Par acte sous seing privé en date du 15 décembre 2008 auquel a consenti Madame [W] [X] épouse commune en biens de Monsieur [U] [I], ce dernier a cédé à leur fils Monsieur [Y] [I] 240 parts de 15 euros chacune sur les 500 parts lui appartenant dans la société.
Cette cession a été entérinée par l'assemblée générale extraordinaire tenue le même jour, et les statuts ont été modifiés en ce sens.
Par acte sous seing privé en date du 15 décembre 2009, auquel a également consenti son épouse, Monsieur [U] [I] a cédé 15 parts supplémentaires à Monsieur [Y] [I].
Une assemblée générale extraordinaire tenue le même jour a entériné cette cession et a nommé Monsieur [Y] [I] aux fonctions de gérant en remplacement de Monsieur [U] [I] aux fonctions de gérant en remplacement de Monsieur [U] [I], démissionnaire partant en retraite. Les statuts ont été corrélativement mis à jour le 15 décembre 2009.
Madame [W] [X] épouse [I] est décédée le [Date décès 9] 2011.
Une assemblée générale extraordinaire tenue le 18 octobre 2017 a entériné la cession de la totalité des parts de Monsieur [Y] [I] à Monsieur [U] [I] et la nomination de ce dernier aux fonctions de gérant, en remplacement de Monsieur [Y] [I], démissionnaire. L'acte de cession des parts sociales a été établi le 3 novembre 2017.
Par acte sous seing privé en date du 28 décembre 2017, entériné par une assemblée générale extraordinaire tenue le même jour, Monsieur [U] [I] a cédé à Monsieur [C] [L] et Madame [V] [B] épouse [L] 175 parts chacun au prix unitaire de 15 euros et il a été convenu que les époux [L] auraient la qualité de co-gérants, associés exploitants, et que Monsieur [U] [I], démissionnaire de ses fonctions, serait associé non exploitant. Les statuts ont été modifiés en conséquence les 18 octobre et 28 décembre 2017.

•••

● Exercices écrits:
1. Répondez aux questions suivantes à l'aide du texte source.
(a) Combien de parts Monsieur [U] [I] a-t-il cédées à son fils par l'acte du 15 décembre 2008, et quelle était la valeur de chacune ?
(b) Combien de parts supplémentaires a-t-il cédées par l'acte du 15 décembre 2009 ?
(c) À quelle date l'acte de cession des parts sociales approuvée le 18 octobre 2017 a-t-il été établi ?
2. Présentez sous forme de liste le paragraphe du texte source qui commence par « Par acte sous seing privé en date du 28 décembre 2017 », en conservant ses faits principaux.
3. Imprimez, sans rien changer, le passage du texte source qui va de « Une assemblée générale extraordinaire tenue le 18 » jusqu'à « 28 décembre 2017. ».
Les lignes de données ci-après n'ont aucun lien avec le texte source.

•••

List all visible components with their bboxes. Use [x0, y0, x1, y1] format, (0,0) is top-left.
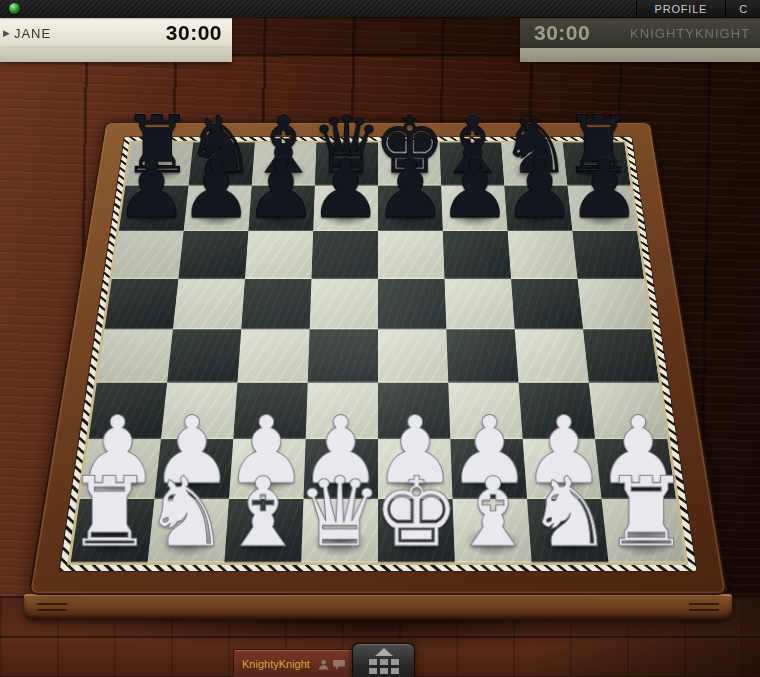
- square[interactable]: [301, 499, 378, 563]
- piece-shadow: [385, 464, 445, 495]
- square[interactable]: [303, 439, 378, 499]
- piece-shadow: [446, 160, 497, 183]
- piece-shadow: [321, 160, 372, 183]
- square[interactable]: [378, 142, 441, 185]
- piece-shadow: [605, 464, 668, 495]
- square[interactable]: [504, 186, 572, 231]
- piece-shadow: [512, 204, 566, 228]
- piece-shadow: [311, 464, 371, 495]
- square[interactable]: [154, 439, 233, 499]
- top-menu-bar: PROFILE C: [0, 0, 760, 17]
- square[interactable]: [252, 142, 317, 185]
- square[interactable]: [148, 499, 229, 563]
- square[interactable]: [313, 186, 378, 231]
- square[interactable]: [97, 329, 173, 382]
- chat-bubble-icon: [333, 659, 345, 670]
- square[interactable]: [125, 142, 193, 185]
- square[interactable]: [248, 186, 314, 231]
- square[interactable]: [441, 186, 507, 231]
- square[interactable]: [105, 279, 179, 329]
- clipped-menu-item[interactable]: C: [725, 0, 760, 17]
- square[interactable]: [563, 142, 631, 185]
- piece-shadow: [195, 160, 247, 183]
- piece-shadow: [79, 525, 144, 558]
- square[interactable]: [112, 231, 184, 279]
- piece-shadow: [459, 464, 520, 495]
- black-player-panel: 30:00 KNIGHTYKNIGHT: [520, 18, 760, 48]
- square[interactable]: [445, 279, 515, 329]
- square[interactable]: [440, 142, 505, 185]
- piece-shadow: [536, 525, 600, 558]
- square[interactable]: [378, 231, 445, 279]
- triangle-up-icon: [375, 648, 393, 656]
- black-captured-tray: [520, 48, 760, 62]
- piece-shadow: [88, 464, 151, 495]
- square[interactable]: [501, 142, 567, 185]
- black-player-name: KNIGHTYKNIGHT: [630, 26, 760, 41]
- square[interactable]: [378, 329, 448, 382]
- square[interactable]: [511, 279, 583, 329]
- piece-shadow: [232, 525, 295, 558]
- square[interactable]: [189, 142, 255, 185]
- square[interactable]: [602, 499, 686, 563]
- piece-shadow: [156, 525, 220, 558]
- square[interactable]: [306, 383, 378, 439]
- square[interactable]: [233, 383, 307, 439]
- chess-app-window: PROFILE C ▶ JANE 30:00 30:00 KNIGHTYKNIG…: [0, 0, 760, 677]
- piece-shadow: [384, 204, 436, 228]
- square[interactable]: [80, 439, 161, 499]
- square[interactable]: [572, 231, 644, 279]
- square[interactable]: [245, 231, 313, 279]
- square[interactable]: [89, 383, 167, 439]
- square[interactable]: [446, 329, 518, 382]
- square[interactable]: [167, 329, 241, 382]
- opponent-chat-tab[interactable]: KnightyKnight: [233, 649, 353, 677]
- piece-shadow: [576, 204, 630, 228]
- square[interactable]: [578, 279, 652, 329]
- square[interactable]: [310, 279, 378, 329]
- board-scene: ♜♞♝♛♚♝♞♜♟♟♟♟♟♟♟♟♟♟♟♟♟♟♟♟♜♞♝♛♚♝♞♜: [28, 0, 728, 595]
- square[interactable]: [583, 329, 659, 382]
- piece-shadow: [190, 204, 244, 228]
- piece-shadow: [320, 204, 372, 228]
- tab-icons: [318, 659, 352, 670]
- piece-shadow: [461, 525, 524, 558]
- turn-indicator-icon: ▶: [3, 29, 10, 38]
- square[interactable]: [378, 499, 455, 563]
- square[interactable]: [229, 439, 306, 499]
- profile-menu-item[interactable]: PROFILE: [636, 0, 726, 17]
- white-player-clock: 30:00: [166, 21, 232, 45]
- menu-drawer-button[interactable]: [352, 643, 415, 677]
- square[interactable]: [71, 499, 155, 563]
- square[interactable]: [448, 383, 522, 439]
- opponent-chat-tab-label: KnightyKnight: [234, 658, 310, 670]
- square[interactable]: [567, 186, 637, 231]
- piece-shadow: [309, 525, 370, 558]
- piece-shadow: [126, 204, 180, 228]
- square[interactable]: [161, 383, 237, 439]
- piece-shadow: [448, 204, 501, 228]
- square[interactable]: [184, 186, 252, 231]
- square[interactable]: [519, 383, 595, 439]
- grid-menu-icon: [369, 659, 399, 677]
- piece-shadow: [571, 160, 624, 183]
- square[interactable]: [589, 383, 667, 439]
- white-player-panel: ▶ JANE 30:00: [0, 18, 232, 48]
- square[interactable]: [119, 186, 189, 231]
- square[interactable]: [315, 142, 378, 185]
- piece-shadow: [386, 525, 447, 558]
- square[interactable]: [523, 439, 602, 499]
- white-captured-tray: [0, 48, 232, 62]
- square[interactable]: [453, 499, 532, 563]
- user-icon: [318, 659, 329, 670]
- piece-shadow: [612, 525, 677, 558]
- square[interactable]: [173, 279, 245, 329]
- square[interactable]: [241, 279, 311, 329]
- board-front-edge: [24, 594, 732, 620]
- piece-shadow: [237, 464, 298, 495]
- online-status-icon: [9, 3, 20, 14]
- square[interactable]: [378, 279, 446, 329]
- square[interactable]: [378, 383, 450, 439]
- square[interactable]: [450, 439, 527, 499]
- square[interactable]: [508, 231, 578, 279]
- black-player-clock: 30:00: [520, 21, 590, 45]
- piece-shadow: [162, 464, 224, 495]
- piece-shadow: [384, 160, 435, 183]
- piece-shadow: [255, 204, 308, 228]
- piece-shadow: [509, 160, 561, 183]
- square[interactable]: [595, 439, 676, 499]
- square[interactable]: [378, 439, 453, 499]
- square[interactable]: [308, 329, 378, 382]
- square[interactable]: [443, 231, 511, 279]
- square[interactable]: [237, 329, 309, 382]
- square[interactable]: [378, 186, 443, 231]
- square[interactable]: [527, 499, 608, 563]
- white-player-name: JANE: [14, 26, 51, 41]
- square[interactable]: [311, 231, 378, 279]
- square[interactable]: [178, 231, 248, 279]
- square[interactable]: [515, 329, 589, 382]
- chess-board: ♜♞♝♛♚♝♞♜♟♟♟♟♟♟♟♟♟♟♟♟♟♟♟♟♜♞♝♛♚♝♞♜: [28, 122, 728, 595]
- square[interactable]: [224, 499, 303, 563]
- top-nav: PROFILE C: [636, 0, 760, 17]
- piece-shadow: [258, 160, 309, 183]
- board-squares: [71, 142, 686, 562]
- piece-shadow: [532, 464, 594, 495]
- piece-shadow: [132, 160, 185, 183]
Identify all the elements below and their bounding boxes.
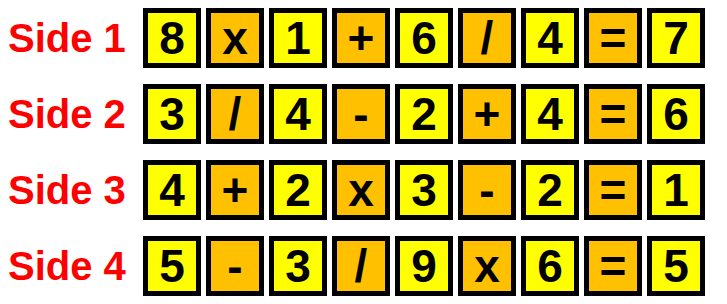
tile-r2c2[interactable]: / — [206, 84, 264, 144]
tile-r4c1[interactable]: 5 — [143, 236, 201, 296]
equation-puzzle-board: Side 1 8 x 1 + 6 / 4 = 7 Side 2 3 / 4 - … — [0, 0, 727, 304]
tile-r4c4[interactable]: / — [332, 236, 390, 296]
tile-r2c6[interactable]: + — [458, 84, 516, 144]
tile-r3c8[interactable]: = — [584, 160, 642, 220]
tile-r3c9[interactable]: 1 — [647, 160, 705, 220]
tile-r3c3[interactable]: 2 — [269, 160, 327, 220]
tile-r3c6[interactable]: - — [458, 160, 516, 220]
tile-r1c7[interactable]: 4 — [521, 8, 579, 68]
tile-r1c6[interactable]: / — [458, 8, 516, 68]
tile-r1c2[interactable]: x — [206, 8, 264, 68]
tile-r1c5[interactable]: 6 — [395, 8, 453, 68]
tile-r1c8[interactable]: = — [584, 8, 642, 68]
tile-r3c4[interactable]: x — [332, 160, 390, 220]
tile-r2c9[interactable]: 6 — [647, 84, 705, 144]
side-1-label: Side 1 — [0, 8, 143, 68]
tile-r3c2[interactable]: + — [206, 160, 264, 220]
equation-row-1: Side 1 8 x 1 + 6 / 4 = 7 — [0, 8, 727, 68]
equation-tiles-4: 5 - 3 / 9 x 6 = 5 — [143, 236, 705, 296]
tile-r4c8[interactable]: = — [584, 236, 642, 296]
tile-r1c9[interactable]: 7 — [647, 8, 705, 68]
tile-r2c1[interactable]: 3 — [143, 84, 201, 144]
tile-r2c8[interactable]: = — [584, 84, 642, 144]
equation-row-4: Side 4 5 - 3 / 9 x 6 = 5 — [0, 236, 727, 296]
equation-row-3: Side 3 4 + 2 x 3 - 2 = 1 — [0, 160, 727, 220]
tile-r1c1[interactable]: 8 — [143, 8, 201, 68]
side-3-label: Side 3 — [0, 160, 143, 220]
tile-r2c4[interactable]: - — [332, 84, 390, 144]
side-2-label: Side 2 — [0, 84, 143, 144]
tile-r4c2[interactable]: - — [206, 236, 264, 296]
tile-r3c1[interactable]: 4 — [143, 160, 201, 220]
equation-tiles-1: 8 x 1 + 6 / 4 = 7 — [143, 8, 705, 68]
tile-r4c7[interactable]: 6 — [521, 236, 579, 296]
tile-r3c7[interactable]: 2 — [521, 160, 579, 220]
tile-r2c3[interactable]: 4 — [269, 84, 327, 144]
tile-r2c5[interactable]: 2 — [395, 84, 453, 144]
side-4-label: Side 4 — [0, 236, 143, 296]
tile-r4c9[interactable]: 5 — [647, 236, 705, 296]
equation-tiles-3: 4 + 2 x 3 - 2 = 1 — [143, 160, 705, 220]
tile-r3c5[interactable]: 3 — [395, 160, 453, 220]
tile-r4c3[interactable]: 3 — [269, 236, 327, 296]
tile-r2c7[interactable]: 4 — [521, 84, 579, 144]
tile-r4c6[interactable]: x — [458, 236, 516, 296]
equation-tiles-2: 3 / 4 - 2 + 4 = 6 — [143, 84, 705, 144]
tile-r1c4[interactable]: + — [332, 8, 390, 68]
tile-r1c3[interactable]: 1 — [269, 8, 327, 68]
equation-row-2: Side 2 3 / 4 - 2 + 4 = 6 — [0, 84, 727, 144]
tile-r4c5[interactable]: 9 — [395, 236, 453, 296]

•••

● Réponses aux exercices:
1.
(a) 240 parts de 15 euros chacune.
(b) 15 parts.
(c) Le 3 novembre 2017.

2.
- Acte sous seing privé du 28 décembre 2017, entériné le même jour par une assemblée générale extraordinaire.
- Monsieur [U] [I] cède 175 parts chacun à Monsieur [C] [L] et à Madame [V] [B] épouse [L], au prix unitaire de 15 euros.
- Les époux [L] deviennent co-gérants et associés exploitants.
- Monsieur [U] [I], démissionnaire de ses fonctions, devient associé non exploitant.
- Les statuts sont modifiés en conséquence les 18 octobre et 28 décembre 2017.

3.
Une assemblée générale extraordinaire tenue le 18 octobre 2017 a entériné la cession de la totalité des parts de Monsieur [Y] [I] à Monsieur [U] [I] et la nomination de ce dernier aux fonctions de gérant, en remplacement de Monsieur [Y] [I], démissionnaire. L'acte de cession des parts sociales a été établi le 3 novembre 2017.
Par acte sous seing privé en date du 28 décembre 2017, entériné par une assemblée générale extraordinaire tenue le même jour, Monsieur [U] [I] a cédé à Monsieur [C] [L] et Madame [V] [B] épouse [L] 175 parts chacun au prix unitaire de 15 euros et il a été convenu que les époux [L] auraient la qualité de co-gérants, associés exploitants, et que Monsieur [U] [I], démissionnaire de ses fonctions, serait associé non exploitant. Les statuts ont été modifiés en conséquence les 18 octobre et 28 décembre 2017.